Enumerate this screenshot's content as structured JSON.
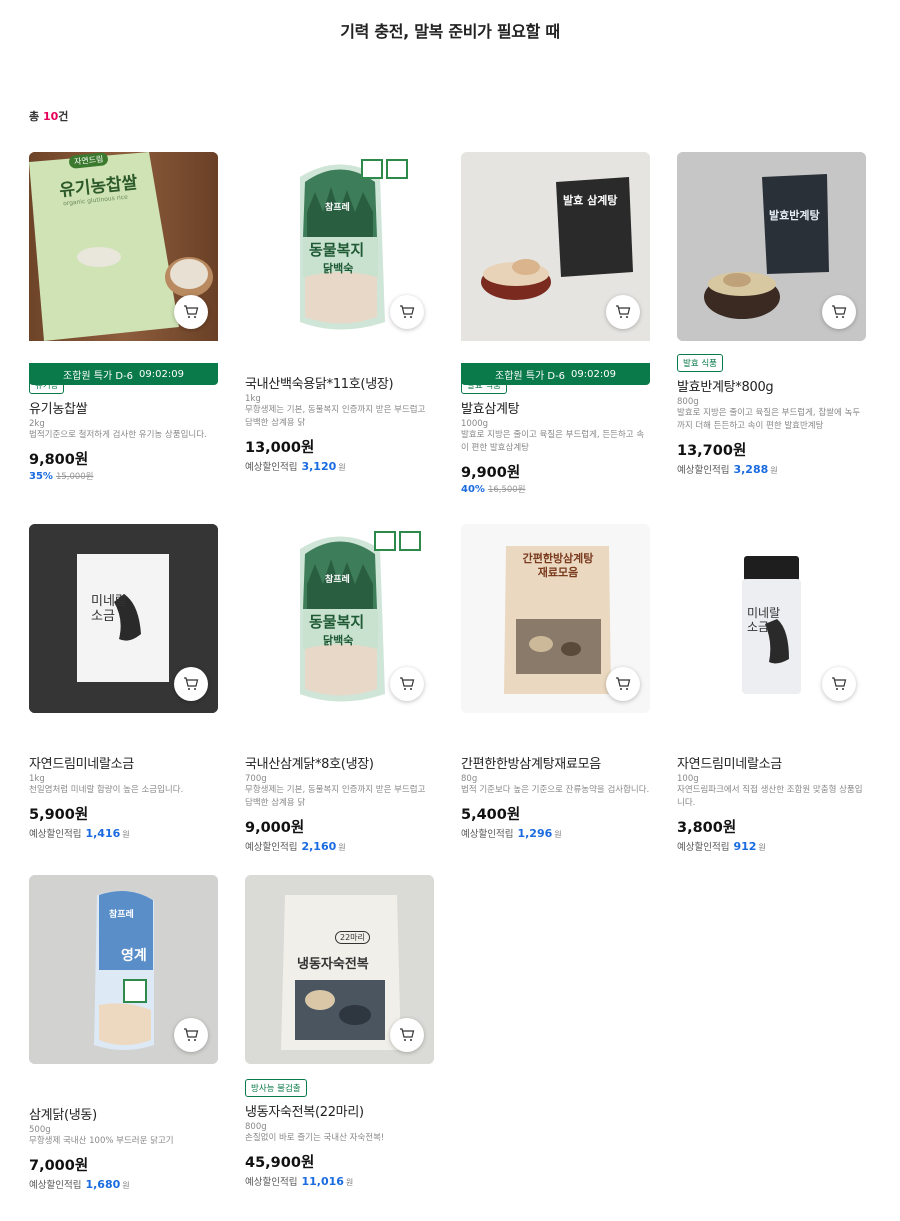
{
  "page": {
    "title": "기력 충전, 말복 준비가 필요할 때",
    "count_prefix": "총 ",
    "count_value": "10",
    "count_suffix": "건"
  },
  "special_bar": {
    "label": "조합원 특가 D-6",
    "time": "09:02:09"
  },
  "points_label": "예상할인적립",
  "won_unit": "원",
  "products": [
    {
      "name": "유기농찹쌀",
      "weight": "2kg",
      "desc": "법적기준으로 철저하게 검사한 유기농 상품입니다.",
      "price": "9,800원",
      "discount_pct": "35%",
      "original_price": "15,000원",
      "badge": "유기농",
      "special": true
    },
    {
      "name": "국내산백숙용닭*11호(냉장)",
      "weight": "1kg",
      "desc": "무항생제는 기본, 동물복지 인증까지 받은 부드럽고 담백한 삼계용 닭",
      "price": "13,000원",
      "points": "3,120",
      "special": false
    },
    {
      "name": "발효삼계탕",
      "weight": "1000g",
      "desc": "발효로 지방은 줄이고 육질은 부드럽게, 든든하고 속이 편한 발효삼계탕",
      "price": "9,900원",
      "discount_pct": "40%",
      "original_price": "16,500원",
      "badge": "발효 식품",
      "special": true
    },
    {
      "name": "발효반계탕*800g",
      "weight": "800g",
      "desc": "발효로 지방은 줄이고 육질은 부드럽게, 찹쌀에 녹두까지 더해 든든하고 속이 편한 발효반계탕",
      "price": "13,700원",
      "points": "3,288",
      "badge": "발효 식품",
      "special": false
    },
    {
      "name": "자연드림미네랄소금",
      "weight": "1kg",
      "desc": "천일염처럼 미네랄 함량이 높은 소금입니다.",
      "price": "5,900원",
      "points": "1,416"
    },
    {
      "name": "국내산삼계닭*8호(냉장)",
      "weight": "700g",
      "desc": "무항생제는 기본, 동물복지 인증까지 받은 부드럽고 담백한 삼계용 닭",
      "price": "9,000원",
      "points": "2,160"
    },
    {
      "name": "간편한한방삼계탕재료모음",
      "weight": "80g",
      "desc": "법적 기준보다 높은 기준으로 잔류농약을 검사합니다.",
      "price": "5,400원",
      "points": "1,296"
    },
    {
      "name": "자연드림미네랄소금",
      "weight": "100g",
      "desc": "자연드림파크에서 직접 생산한 조합원 맞춤형 상품입니다.",
      "price": "3,800원",
      "points": "912"
    },
    {
      "name": "삼계닭(냉동)",
      "weight": "500g",
      "desc": "무항생제 국내산 100% 부드러운 닭고기",
      "price": "7,000원",
      "points": "1,680"
    },
    {
      "name": "냉동자숙전복(22마리)",
      "weight": "800g",
      "desc": "손질없이 바로 즐기는 국내산 자숙전복!",
      "price": "45,900원",
      "points": "11,016",
      "badge": "방사능 불검출"
    }
  ],
  "art_text": {
    "p1_brand": "자연드림",
    "p1_title": "유기농찹쌀",
    "p1_sub": "organic glutinous rice",
    "p2_brand": "참프레",
    "p2_title": "동물복지",
    "p2_sub": "닭백숙",
    "p3_title": "발효 삼계탕",
    "p4_title": "발효반계탕",
    "p5_title": "미네랄",
    "p5_sub": "소금",
    "p6_brand": "참프레",
    "p6_title": "동물복지",
    "p6_sub": "닭백숙",
    "p7_title": "간편한방삼계탕",
    "p7_sub": "재료모음",
    "p8_title": "미네랄",
    "p8_sub": "소금",
    "p9_brand": "참프레",
    "p9_title": "영계",
    "p10_title": "냉동자숙전복",
    "p10_tag": "22마리"
  }
}
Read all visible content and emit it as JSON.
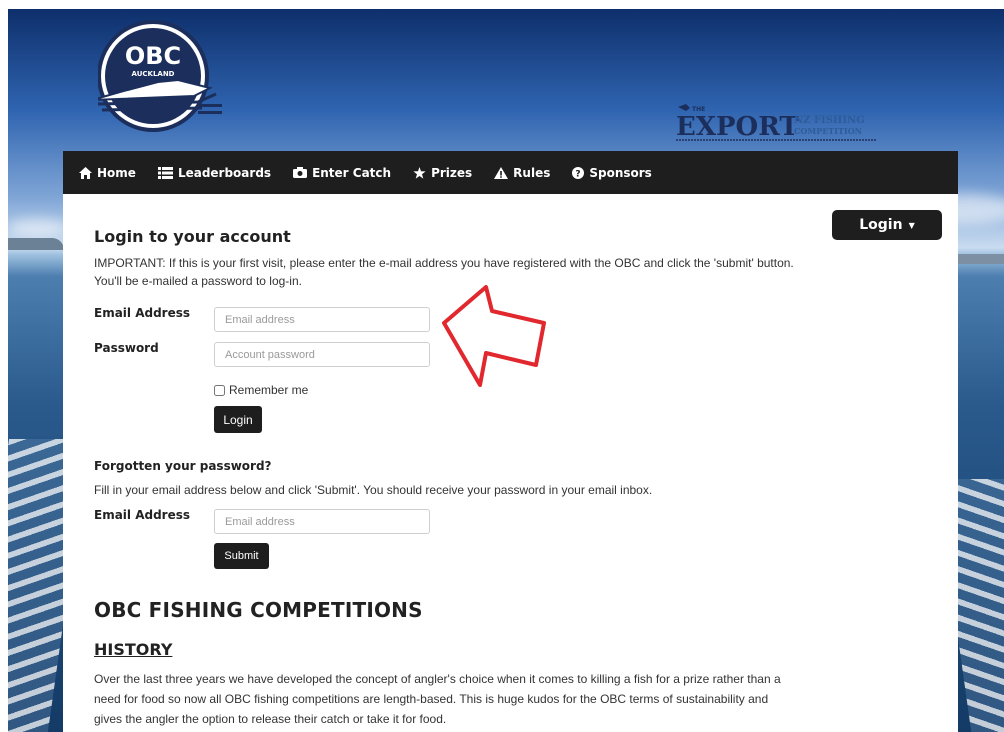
{
  "header": {
    "obc_logo": {
      "title": "OBC",
      "subtitle": "AUCKLAND"
    },
    "sponsor_logo": {
      "line1": "THE",
      "main": "EXPORT",
      "line2": "NZ FISHING",
      "line3": "COMPETITION"
    }
  },
  "nav": {
    "items": [
      {
        "label": "Home",
        "icon": "home-icon"
      },
      {
        "label": "Leaderboards",
        "icon": "list-icon"
      },
      {
        "label": "Enter Catch",
        "icon": "camera-icon"
      },
      {
        "label": "Prizes",
        "icon": "star-icon"
      },
      {
        "label": "Rules",
        "icon": "warning-icon"
      },
      {
        "label": "Sponsors",
        "icon": "question-circle-icon"
      }
    ],
    "login_dropdown": "Login"
  },
  "login": {
    "title": "Login to your account",
    "intro": "IMPORTANT: If this is your first visit, please enter the e-mail address you have registered with the OBC and click the 'submit' button. You'll be e-mailed a password to log-in.",
    "email_label": "Email Address",
    "email_placeholder": "Email address",
    "password_label": "Password",
    "password_placeholder": "Account password",
    "remember_label": "Remember me",
    "remember_checked": false,
    "login_button": "Login"
  },
  "forgot": {
    "title": "Forgotten your password?",
    "text": "Fill in your email address below and click 'Submit'. You should receive your password in your email inbox.",
    "email_label": "Email Address",
    "email_placeholder": "Email address",
    "submit_button": "Submit"
  },
  "competitions": {
    "title": "OBC FISHING COMPETITIONS",
    "history_heading": "HISTORY",
    "history_text": "Over the last three years we have developed the concept of angler's choice when it comes to killing a fish for a prize rather than a need for food so now all OBC fishing competitions are length-based. This is huge kudos for the OBC terms of sustainability and gives the angler the option to release their catch or take it for food."
  },
  "colors": {
    "navbar": "#1e1e1e",
    "button": "#1e1e1e",
    "arrow": "#e0282e",
    "logo_navy": "#1c2f5c"
  }
}
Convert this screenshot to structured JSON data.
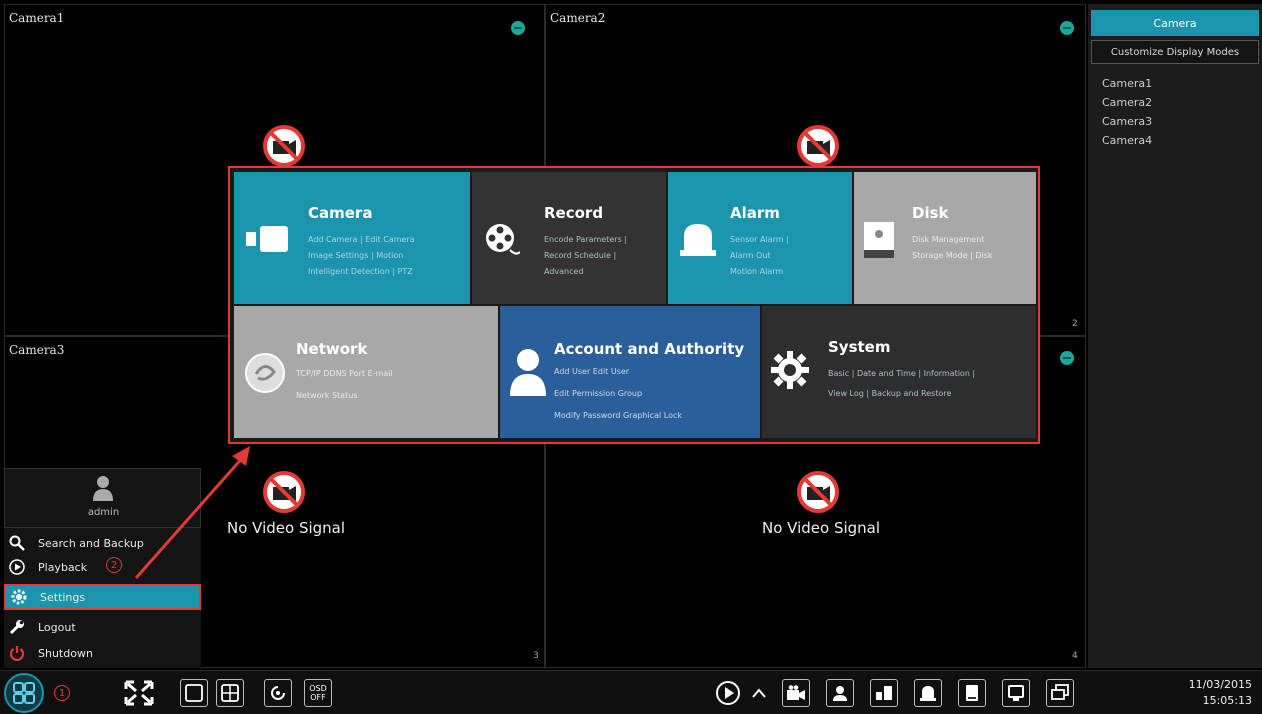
{
  "cameras": [
    {
      "name": "Camera1",
      "num": ""
    },
    {
      "name": "Camera2",
      "num": "2"
    },
    {
      "name": "Camera3",
      "num": "3"
    },
    {
      "name": "",
      "num": "4"
    }
  ],
  "no_video_text": "No Video Signal",
  "right_panel": {
    "header": "Camera",
    "customize_button": "Customize Display Modes",
    "items": [
      "Camera1",
      "Camera2",
      "Camera3",
      "Camera4"
    ]
  },
  "settings_menu": {
    "camera": {
      "title": "Camera",
      "line1": "Add Camera | Edit Camera",
      "line2": "Image Settings | Motion",
      "line3": "Intelligent Detection | PTZ"
    },
    "record": {
      "title": "Record",
      "line1": "Encode Parameters |",
      "line2": "Record Schedule |",
      "line3": "Advanced"
    },
    "alarm": {
      "title": "Alarm",
      "line1": "Sensor Alarm |",
      "line2": "Alarm Out",
      "line3": "Motion Alarm"
    },
    "disk": {
      "title": "Disk",
      "line1": "Disk Management",
      "line2": "Storage Mode | Disk"
    },
    "network": {
      "title": "Network",
      "line1": "TCP/IP  DDNS  Port  E-mail",
      "line2": "Network Status"
    },
    "account": {
      "title": "Account and Authority",
      "line1": "Add User  Edit User",
      "line2": "Edit Permission Group",
      "line3": "Modify Password  Graphical Lock"
    },
    "system": {
      "title": "System",
      "line1": "Basic | Date and Time | Information |",
      "line2": "View Log | Backup and Restore"
    }
  },
  "left_menu": {
    "user": "admin",
    "items": [
      "Search and Backup",
      "Playback",
      "Settings",
      "Logout",
      "Shutdown"
    ]
  },
  "bottom_bar": {
    "osd_line1": "OSD",
    "osd_line2": "OFF",
    "date": "11/03/2015",
    "time": "15:05:13"
  },
  "badges": {
    "one": "1",
    "two": "2"
  },
  "colors": {
    "accent": "#1a95ad",
    "highlight": "#e53935",
    "account_tile": "#2a5f9a"
  }
}
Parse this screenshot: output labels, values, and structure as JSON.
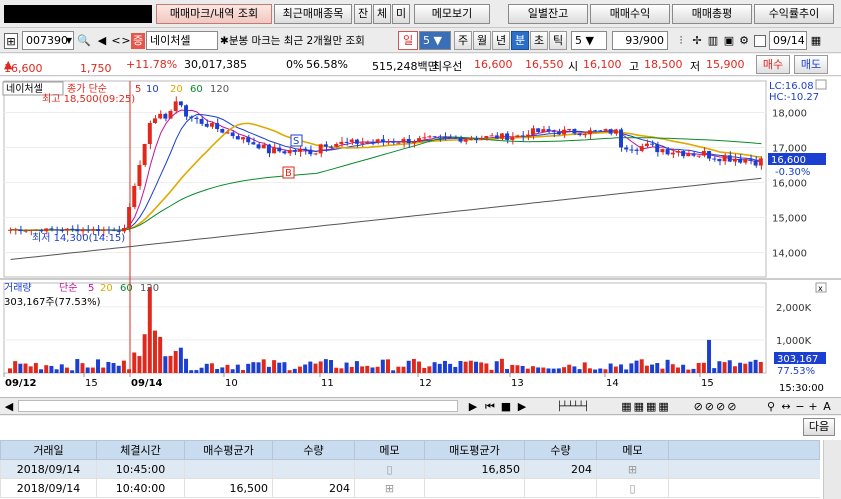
_ _ _
TASK OBJECTIVE :: Give the entries again word for word, but skip the pictures.

SOLVED EXERCISE ::
Enumerate this screenshot's content as structured JSON.
{
  "page": {
    "title": "기력 충전, 말복 준비가 필요할 때",
    "count_prefix": "총 ",
    "count_value": "10",
    "count_suffix": "건"
  },
  "special_bar": {
    "label": "조합원 특가 D-6",
    "time": "09:02:09"
  },
  "points_label": "예상할인적립",
  "won_unit": "원",
  "products": [
    {
      "name": "유기농찹쌀",
      "weight": "2kg",
      "desc": "법적기준으로 철저하게 검사한 유기농 상품입니다.",
      "price": "9,800원",
      "discount_pct": "35%",
      "original_price": "15,000원",
      "badge": "유기농",
      "special": true
    },
    {
      "name": "국내산백숙용닭*11호(냉장)",
      "weight": "1kg",
      "desc": "무항생제는 기본, 동물복지 인증까지 받은 부드럽고 담백한 삼계용 닭",
      "price": "13,000원",
      "points": "3,120",
      "special": false
    },
    {
      "name": "발효삼계탕",
      "weight": "1000g",
      "desc": "발효로 지방은 줄이고 육질은 부드럽게, 든든하고 속이 편한 발효삼계탕",
      "price": "9,900원",
      "discount_pct": "40%",
      "original_price": "16,500원",
      "badge": "발효 식품",
      "special": true
    },
    {
      "name": "발효반계탕*800g",
      "weight": "800g",
      "desc": "발효로 지방은 줄이고 육질은 부드럽게, 찹쌀에 녹두까지 더해 든든하고 속이 편한 발효반계탕",
      "price": "13,700원",
      "points": "3,288",
      "badge": "발효 식품",
      "special": false
    },
    {
      "name": "자연드림미네랄소금",
      "weight": "1kg",
      "desc": "천일염처럼 미네랄 함량이 높은 소금입니다.",
      "price": "5,900원",
      "points": "1,416"
    },
    {
      "name": "국내산삼계닭*8호(냉장)",
      "weight": "700g",
      "desc": "무항생제는 기본, 동물복지 인증까지 받은 부드럽고 담백한 삼계용 닭",
      "price": "9,000원",
      "points": "2,160"
    },
    {
      "name": "간편한한방삼계탕재료모음",
      "weight": "80g",
      "desc": "법적 기준보다 높은 기준으로 잔류농약을 검사합니다.",
      "price": "5,400원",
      "points": "1,296"
    },
    {
      "name": "자연드림미네랄소금",
      "weight": "100g",
      "desc": "자연드림파크에서 직접 생산한 조합원 맞춤형 상품입니다.",
      "price": "3,800원",
      "points": "912"
    },
    {
      "name": "삼계닭(냉동)",
      "weight": "500g",
      "desc": "무항생제 국내산 100% 부드러운 닭고기",
      "price": "7,000원",
      "points": "1,680"
    },
    {
      "name": "냉동자숙전복(22마리)",
      "weight": "800g",
      "desc": "손질없이 바로 즐기는 국내산 자숙전복!",
      "price": "45,900원",
      "points": "11,016",
      "badge": "방사능 불검출"
    }
  ],
  "art_text": {
    "p1_brand": "자연드림",
    "p1_title": "유기농찹쌀",
    "p1_sub": "organic glutinous rice",
    "p2_brand": "참프레",
    "p2_title": "동물복지",
    "p2_sub": "닭백숙",
    "p3_title": "발효 삼계탕",
    "p4_title": "발효반계탕",
    "p5_title": "미네랄",
    "p5_sub": "소금",
    "p6_brand": "참프레",
    "p6_title": "동물복지",
    "p6_sub": "닭백숙",
    "p7_title": "간편한방삼계탕",
    "p7_sub": "재료모음",
    "p8_title": "미네랄",
    "p8_sub": "소금",
    "p9_brand": "참프레",
    "p9_title": "영계",
    "p10_title": "냉동자숙전복",
    "p10_tag": "22마리"
  }
}
Read all visible content and emit it as JSON.
{
  "header": {
    "obc_logo": {
      "title": "OBC",
      "subtitle": "AUCKLAND"
    },
    "sponsor_logo": {
      "line1": "THE",
      "main": "EXPORT",
      "line2": "NZ FISHING",
      "line3": "COMPETITION"
    }
  },
  "nav": {
    "items": [
      {
        "label": "Home",
        "icon": "home-icon"
      },
      {
        "label": "Leaderboards",
        "icon": "list-icon"
      },
      {
        "label": "Enter Catch",
        "icon": "camera-icon"
      },
      {
        "label": "Prizes",
        "icon": "star-icon"
      },
      {
        "label": "Rules",
        "icon": "warning-icon"
      },
      {
        "label": "Sponsors",
        "icon": "question-circle-icon"
      }
    ],
    "login_dropdown": "Login"
  },
  "login": {
    "title": "Login to your account",
    "intro": "IMPORTANT: If this is your first visit, please enter the e-mail address you have registered with the OBC and click the 'submit' button. You'll be e-mailed a password to log-in.",
    "email_label": "Email Address",
    "email_placeholder": "Email address",
    "password_label": "Password",
    "password_placeholder": "Account password",
    "remember_label": "Remember me",
    "remember_checked": false,
    "login_button": "Login"
  },
  "forgot": {
    "title": "Forgotten your password?",
    "text": "Fill in your email address below and click 'Submit'. You should receive your password in your email inbox.",
    "email_label": "Email Address",
    "email_placeholder": "Email address",
    "submit_button": "Submit"
  },
  "competitions": {
    "title": "OBC FISHING COMPETITIONS",
    "history_heading": "HISTORY",
    "history_text": "Over the last three years we have developed the concept of angler's choice when it comes to killing a fish for a prize rather than a need for food so now all OBC fishing competitions are length-based. This is huge kudos for the OBC terms of sustainability and gives the angler the option to release their catch or take it for food."
  },
  "colors": {
    "navbar": "#1e1e1e",
    "button": "#1e1e1e",
    "arrow": "#e0282e",
    "logo_navy": "#1c2f5c"
  }
}
Convert this screenshot to structured JSON data.
{
  "cameras": [
    {
      "name": "Camera1",
      "num": ""
    },
    {
      "name": "Camera2",
      "num": "2"
    },
    {
      "name": "Camera3",
      "num": "3"
    },
    {
      "name": "",
      "num": "4"
    }
  ],
  "no_video_text": "No Video Signal",
  "right_panel": {
    "header": "Camera",
    "customize_button": "Customize Display Modes",
    "items": [
      "Camera1",
      "Camera2",
      "Camera3",
      "Camera4"
    ]
  },
  "settings_menu": {
    "camera": {
      "title": "Camera",
      "line1": "Add Camera | Edit Camera",
      "line2": "Image Settings | Motion",
      "line3": "Intelligent Detection | PTZ"
    },
    "record": {
      "title": "Record",
      "line1": "Encode Parameters |",
      "line2": "Record Schedule |",
      "line3": "Advanced"
    },
    "alarm": {
      "title": "Alarm",
      "line1": "Sensor Alarm |",
      "line2": "Alarm Out",
      "line3": "Motion Alarm"
    },
    "disk": {
      "title": "Disk",
      "line1": "Disk Management",
      "line2": "Storage Mode | Disk"
    },
    "network": {
      "title": "Network",
      "line1": "TCP/IP  DDNS  Port  E-mail",
      "line2": "Network Status"
    },
    "account": {
      "title": "Account and Authority",
      "line1": "Add User  Edit User",
      "line2": "Edit Permission Group",
      "line3": "Modify Password  Graphical Lock"
    },
    "system": {
      "title": "System",
      "line1": "Basic | Date and Time | Information |",
      "line2": "View Log | Backup and Restore"
    }
  },
  "left_menu": {
    "user": "admin",
    "items": [
      "Search and Backup",
      "Playback",
      "Settings",
      "Logout",
      "Shutdown"
    ]
  },
  "bottom_bar": {
    "osd_line1": "OSD",
    "osd_line2": "OFF",
    "date": "11/03/2015",
    "time": "15:05:13"
  },
  "badges": {
    "one": "1",
    "two": "2"
  },
  "colors": {
    "accent": "#1a95ad",
    "highlight": "#e53935",
    "account_tile": "#2a5f9a"
  }
}
Parse this screenshot: output labels, values, and structure as JSON.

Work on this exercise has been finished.